── Exercise inputs
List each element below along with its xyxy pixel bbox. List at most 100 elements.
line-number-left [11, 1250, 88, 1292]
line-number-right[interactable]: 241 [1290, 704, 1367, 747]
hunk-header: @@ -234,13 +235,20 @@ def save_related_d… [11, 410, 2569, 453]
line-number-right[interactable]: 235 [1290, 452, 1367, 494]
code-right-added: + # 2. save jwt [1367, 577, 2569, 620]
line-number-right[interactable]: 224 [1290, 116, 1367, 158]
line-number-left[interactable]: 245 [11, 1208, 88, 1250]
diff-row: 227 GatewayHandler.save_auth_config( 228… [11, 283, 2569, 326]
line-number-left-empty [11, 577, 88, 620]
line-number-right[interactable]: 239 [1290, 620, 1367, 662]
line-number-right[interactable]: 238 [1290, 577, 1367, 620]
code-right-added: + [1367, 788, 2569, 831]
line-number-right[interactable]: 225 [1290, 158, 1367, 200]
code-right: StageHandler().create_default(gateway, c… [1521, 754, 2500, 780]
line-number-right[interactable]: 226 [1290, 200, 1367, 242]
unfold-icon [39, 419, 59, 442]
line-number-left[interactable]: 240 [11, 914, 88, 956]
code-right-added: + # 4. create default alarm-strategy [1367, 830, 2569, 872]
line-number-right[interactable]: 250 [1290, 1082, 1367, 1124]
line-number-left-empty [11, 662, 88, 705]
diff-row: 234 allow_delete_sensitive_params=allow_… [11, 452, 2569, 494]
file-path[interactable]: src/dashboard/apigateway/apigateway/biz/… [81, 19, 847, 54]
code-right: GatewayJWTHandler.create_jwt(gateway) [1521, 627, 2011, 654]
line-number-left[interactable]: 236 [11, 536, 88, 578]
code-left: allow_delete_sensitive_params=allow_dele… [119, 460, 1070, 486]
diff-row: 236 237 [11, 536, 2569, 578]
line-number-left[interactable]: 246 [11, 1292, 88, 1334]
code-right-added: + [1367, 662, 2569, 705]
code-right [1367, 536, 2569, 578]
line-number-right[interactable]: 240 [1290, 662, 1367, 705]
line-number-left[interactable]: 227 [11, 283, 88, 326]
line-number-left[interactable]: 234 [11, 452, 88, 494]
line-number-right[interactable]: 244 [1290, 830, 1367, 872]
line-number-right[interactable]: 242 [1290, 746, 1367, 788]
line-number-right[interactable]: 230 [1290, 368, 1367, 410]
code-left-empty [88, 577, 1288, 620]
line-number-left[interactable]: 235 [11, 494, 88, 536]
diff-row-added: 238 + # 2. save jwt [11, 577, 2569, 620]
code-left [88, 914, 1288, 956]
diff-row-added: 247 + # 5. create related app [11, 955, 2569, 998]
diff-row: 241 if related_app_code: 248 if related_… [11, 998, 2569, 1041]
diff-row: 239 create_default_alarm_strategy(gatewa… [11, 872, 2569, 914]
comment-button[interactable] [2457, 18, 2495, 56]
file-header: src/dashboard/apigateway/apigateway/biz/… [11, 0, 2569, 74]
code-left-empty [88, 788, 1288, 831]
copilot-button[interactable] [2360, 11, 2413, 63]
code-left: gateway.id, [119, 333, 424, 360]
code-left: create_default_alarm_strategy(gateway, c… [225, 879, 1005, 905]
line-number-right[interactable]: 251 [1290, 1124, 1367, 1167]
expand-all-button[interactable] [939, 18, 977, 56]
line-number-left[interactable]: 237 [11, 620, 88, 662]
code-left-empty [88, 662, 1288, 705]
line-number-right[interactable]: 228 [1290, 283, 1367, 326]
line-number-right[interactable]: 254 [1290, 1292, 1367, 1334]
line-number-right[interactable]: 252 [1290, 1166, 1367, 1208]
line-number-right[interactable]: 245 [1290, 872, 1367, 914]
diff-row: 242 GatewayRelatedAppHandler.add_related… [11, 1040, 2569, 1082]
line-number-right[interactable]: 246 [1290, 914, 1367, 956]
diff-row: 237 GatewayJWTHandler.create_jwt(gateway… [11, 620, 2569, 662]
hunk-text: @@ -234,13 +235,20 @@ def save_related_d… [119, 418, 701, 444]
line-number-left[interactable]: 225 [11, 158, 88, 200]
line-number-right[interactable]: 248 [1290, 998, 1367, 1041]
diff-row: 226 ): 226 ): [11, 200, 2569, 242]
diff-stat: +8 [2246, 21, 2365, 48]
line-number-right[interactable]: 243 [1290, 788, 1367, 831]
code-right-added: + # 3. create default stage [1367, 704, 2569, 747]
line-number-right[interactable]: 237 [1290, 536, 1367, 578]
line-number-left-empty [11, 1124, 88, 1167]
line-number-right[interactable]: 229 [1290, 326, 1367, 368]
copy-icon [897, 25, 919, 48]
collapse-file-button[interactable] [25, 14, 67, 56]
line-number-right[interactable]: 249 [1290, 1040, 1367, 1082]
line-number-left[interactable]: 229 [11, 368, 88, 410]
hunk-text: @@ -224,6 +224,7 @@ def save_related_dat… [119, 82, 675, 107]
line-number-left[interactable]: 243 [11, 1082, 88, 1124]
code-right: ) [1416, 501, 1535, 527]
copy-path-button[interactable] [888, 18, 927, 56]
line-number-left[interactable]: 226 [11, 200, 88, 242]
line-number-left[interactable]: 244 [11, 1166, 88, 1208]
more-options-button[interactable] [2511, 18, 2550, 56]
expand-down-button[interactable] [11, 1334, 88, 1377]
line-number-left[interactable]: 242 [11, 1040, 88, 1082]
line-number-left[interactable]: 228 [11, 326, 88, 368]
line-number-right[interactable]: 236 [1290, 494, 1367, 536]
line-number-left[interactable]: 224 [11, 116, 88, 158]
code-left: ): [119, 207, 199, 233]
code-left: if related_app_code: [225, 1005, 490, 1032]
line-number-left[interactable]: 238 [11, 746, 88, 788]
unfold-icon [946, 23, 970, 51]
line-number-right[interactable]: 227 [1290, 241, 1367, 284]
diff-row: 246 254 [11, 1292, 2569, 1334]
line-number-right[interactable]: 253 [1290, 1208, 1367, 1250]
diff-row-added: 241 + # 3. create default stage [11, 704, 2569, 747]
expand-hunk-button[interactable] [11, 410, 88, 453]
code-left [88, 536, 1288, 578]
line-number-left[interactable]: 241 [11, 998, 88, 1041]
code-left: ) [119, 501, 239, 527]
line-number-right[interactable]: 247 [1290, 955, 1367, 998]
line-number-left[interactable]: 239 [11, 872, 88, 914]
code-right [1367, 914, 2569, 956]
────
Work to do –
Update the rows above, changing each "code-right-added" to "code-right-inserted" and leaving all other text untouched.

Answer –
List each element below along with its xyxy pixel bbox. List at most 100 elements.
line-number-left [11, 1250, 88, 1292]
line-number-right[interactable]: 241 [1290, 704, 1367, 747]
hunk-header: @@ -234,13 +235,20 @@ def save_related_d… [11, 410, 2569, 453]
line-number-right[interactable]: 235 [1290, 452, 1367, 494]
code-right-inserted: + # 2. save jwt [1367, 577, 2569, 620]
line-number-right[interactable]: 224 [1290, 116, 1367, 158]
line-number-left[interactable]: 245 [11, 1208, 88, 1250]
diff-row: 227 GatewayHandler.save_auth_config( 228… [11, 283, 2569, 326]
line-number-left-empty [11, 577, 88, 620]
line-number-right[interactable]: 239 [1290, 620, 1367, 662]
line-number-right[interactable]: 238 [1290, 577, 1367, 620]
code-right-inserted: + [1367, 788, 2569, 831]
line-number-right[interactable]: 225 [1290, 158, 1367, 200]
code-right: StageHandler().create_default(gateway, c… [1521, 754, 2500, 780]
line-number-right[interactable]: 226 [1290, 200, 1367, 242]
unfold-icon [39, 419, 59, 442]
line-number-left[interactable]: 240 [11, 914, 88, 956]
code-right-inserted: + # 4. create default alarm-strategy [1367, 830, 2569, 872]
line-number-right[interactable]: 250 [1290, 1082, 1367, 1124]
line-number-left-empty [11, 662, 88, 705]
diff-row: 234 allow_delete_sensitive_params=allow_… [11, 452, 2569, 494]
file-path[interactable]: src/dashboard/apigateway/apigateway/biz/… [81, 19, 847, 54]
code-right: GatewayJWTHandler.create_jwt(gateway) [1521, 627, 2011, 654]
line-number-left[interactable]: 236 [11, 536, 88, 578]
code-left: allow_delete_sensitive_params=allow_dele… [119, 460, 1070, 486]
diff-row: 236 237 [11, 536, 2569, 578]
line-number-left[interactable]: 246 [11, 1292, 88, 1334]
code-right-inserted: + [1367, 662, 2569, 705]
code-right [1367, 536, 2569, 578]
line-number-right[interactable]: 240 [1290, 662, 1367, 705]
line-number-left[interactable]: 227 [11, 283, 88, 326]
line-number-left[interactable]: 234 [11, 452, 88, 494]
line-number-right[interactable]: 244 [1290, 830, 1367, 872]
line-number-right[interactable]: 242 [1290, 746, 1367, 788]
line-number-right[interactable]: 230 [1290, 368, 1367, 410]
code-left-empty [88, 577, 1288, 620]
line-number-left[interactable]: 235 [11, 494, 88, 536]
diff-row-added: 238 + # 2. save jwt [11, 577, 2569, 620]
code-left [88, 914, 1288, 956]
diff-row-added: 247 + # 5. create related app [11, 955, 2569, 998]
diff-row: 241 if related_app_code: 248 if related_… [11, 998, 2569, 1041]
diff-row: 239 create_default_alarm_strategy(gatewa… [11, 872, 2569, 914]
comment-button[interactable] [2457, 18, 2495, 56]
file-header: src/dashboard/apigateway/apigateway/biz/… [11, 0, 2569, 74]
code-left-empty [88, 788, 1288, 831]
copilot-button[interactable] [2360, 11, 2413, 63]
code-left: gateway.id, [119, 333, 424, 360]
code-left: create_default_alarm_strategy(gateway, c… [225, 879, 1005, 905]
line-number-right[interactable]: 251 [1290, 1124, 1367, 1167]
expand-all-button[interactable] [939, 18, 977, 56]
line-number-left[interactable]: 237 [11, 620, 88, 662]
code-left-empty [88, 662, 1288, 705]
line-number-right[interactable]: 228 [1290, 283, 1367, 326]
line-number-right[interactable]: 254 [1290, 1292, 1367, 1334]
line-number-right[interactable]: 252 [1290, 1166, 1367, 1208]
line-number-right[interactable]: 245 [1290, 872, 1367, 914]
diff-row: 242 GatewayRelatedAppHandler.add_related… [11, 1040, 2569, 1082]
line-number-right[interactable]: 246 [1290, 914, 1367, 956]
diff-row: 237 GatewayJWTHandler.create_jwt(gateway… [11, 620, 2569, 662]
hunk-text: @@ -234,13 +235,20 @@ def save_related_d… [119, 418, 701, 444]
line-number-left[interactable]: 225 [11, 158, 88, 200]
line-number-right[interactable]: 248 [1290, 998, 1367, 1041]
diff-row: 226 ): 226 ): [11, 200, 2569, 242]
diff-stat: +8 [2246, 21, 2365, 48]
line-number-right[interactable]: 243 [1290, 788, 1367, 831]
code-right-inserted: + # 3. create default stage [1367, 704, 2569, 747]
line-number-right[interactable]: 237 [1290, 536, 1367, 578]
line-number-left-empty [11, 1124, 88, 1167]
line-number-right[interactable]: 229 [1290, 326, 1367, 368]
copy-icon [897, 25, 919, 48]
collapse-file-button[interactable] [25, 14, 67, 56]
line-number-right[interactable]: 249 [1290, 1040, 1367, 1082]
line-number-left[interactable]: 229 [11, 368, 88, 410]
hunk-text: @@ -224,6 +224,7 @@ def save_related_dat… [119, 82, 675, 107]
line-number-left[interactable]: 243 [11, 1082, 88, 1124]
code-right: ) [1416, 501, 1535, 527]
copy-path-button[interactable] [888, 18, 927, 56]
line-number-left[interactable]: 226 [11, 200, 88, 242]
line-number-left[interactable]: 244 [11, 1166, 88, 1208]
more-options-button[interactable] [2511, 18, 2550, 56]
expand-down-button[interactable] [11, 1334, 88, 1377]
line-number-left[interactable]: 242 [11, 1040, 88, 1082]
line-number-left[interactable]: 228 [11, 326, 88, 368]
line-number-right[interactable]: 236 [1290, 494, 1367, 536]
line-number-left[interactable]: 224 [11, 116, 88, 158]
code-left: ): [119, 207, 199, 233]
code-left: if related_app_code: [225, 1005, 490, 1032]
line-number-left[interactable]: 238 [11, 746, 88, 788]
unfold-icon [946, 23, 970, 51]
line-number-right[interactable]: 227 [1290, 241, 1367, 284]
diff-row: 246 254 [11, 1292, 2569, 1334]
line-number-right[interactable]: 253 [1290, 1208, 1367, 1250]
diff-row-added: 241 + # 3. create default stage [11, 704, 2569, 747]
expand-hunk-button[interactable] [11, 410, 88, 453]
code-left [88, 536, 1288, 578]
line-number-left[interactable]: 241 [11, 998, 88, 1041]
code-left: ) [119, 501, 239, 527]
line-number-right[interactable]: 247 [1290, 955, 1367, 998]
line-number-left[interactable]: 239 [11, 872, 88, 914]
code-right [1367, 914, 2569, 956]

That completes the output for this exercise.